◆ **GIVEN REQUEST**:
Locate each line with the string "carpeta" in the listing below and copy it.

Stored data entries:
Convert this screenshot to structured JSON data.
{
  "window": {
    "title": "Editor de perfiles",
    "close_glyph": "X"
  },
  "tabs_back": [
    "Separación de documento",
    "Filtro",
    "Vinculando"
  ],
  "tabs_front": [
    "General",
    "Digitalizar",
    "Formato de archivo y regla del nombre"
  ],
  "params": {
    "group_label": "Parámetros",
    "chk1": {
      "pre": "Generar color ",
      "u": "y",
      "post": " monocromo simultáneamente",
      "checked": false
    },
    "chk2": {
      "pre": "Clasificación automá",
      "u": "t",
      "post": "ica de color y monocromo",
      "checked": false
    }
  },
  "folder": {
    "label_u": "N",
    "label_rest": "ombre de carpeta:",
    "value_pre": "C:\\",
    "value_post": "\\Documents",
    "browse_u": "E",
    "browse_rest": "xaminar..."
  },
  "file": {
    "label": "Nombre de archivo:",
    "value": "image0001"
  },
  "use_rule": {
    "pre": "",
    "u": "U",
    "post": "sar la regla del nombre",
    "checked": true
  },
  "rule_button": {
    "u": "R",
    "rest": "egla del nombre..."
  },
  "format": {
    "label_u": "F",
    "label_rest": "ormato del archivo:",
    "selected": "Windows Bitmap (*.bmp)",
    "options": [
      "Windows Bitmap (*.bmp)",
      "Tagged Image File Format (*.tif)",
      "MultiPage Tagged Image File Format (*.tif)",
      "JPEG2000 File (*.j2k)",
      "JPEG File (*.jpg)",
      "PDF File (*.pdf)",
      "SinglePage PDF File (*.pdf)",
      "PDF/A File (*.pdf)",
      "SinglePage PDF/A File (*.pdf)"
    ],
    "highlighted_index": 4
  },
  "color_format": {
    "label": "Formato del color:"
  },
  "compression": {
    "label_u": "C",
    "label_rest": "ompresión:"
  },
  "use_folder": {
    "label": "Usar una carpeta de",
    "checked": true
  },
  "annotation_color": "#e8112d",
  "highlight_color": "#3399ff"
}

◆ **SOLUTION**:
    "label_rest": "ombre de carpeta:",
    "label": "Usar una carpeta de",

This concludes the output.